### EXERCISE MATERIAL

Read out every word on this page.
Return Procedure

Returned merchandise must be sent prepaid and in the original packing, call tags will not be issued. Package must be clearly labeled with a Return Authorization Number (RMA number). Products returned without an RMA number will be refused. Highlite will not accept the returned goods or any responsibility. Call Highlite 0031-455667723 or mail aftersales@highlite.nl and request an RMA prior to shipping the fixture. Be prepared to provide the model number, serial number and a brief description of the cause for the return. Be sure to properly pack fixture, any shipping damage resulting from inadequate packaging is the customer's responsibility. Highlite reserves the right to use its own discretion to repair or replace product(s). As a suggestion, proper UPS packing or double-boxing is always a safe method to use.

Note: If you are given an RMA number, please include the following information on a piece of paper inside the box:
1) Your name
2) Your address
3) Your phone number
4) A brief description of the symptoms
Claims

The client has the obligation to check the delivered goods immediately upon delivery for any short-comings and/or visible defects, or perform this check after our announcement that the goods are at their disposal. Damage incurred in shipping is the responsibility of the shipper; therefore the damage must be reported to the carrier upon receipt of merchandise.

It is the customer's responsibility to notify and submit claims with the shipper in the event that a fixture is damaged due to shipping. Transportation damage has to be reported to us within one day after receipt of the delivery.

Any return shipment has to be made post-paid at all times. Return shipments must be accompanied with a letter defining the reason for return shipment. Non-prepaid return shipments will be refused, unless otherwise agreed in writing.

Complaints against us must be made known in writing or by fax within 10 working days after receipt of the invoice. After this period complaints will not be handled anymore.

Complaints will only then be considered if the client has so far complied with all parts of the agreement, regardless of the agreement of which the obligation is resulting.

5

######
### EXERCISE MATERIAL

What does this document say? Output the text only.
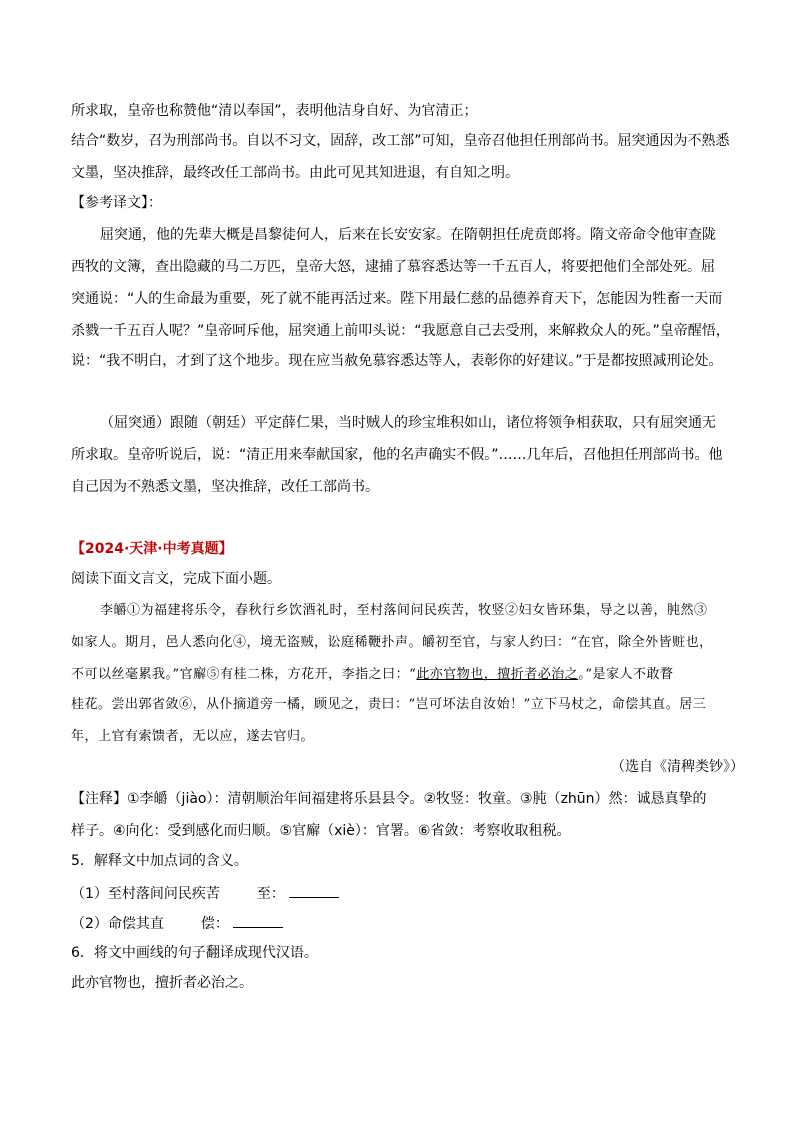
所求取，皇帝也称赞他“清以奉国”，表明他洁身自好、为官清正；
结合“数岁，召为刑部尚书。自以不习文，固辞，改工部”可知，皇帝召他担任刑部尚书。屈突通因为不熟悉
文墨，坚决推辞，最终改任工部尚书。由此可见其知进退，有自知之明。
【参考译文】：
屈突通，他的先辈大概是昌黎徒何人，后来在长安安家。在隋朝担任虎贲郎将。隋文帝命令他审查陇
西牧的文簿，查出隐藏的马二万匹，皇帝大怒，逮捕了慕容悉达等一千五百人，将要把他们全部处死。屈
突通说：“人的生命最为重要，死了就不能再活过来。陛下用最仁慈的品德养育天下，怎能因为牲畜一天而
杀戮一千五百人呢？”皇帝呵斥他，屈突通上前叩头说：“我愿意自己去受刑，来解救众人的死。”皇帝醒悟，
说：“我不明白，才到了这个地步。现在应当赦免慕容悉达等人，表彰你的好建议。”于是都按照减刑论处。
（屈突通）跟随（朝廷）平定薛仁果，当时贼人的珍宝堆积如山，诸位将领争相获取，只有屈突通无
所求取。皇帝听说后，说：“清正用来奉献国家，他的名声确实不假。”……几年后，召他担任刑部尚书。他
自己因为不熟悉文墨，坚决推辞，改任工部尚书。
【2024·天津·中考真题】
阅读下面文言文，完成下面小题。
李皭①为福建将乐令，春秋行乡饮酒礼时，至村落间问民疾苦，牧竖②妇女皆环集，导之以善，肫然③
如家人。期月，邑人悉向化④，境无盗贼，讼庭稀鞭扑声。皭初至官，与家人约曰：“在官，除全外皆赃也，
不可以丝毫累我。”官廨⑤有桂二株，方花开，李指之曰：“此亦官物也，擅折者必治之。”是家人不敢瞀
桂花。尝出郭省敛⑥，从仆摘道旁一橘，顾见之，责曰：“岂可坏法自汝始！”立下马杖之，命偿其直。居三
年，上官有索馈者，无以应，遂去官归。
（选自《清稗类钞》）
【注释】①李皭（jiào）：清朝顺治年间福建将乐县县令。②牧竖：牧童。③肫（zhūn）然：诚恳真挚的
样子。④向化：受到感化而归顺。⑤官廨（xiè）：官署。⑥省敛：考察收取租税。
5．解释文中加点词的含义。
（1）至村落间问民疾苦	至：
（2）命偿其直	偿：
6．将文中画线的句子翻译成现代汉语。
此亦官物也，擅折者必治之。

######

§ TO DO
Count up every line above that has the word "made" in it; answer with the number alone.

§ ANSWER TO THIS PROBLEM
2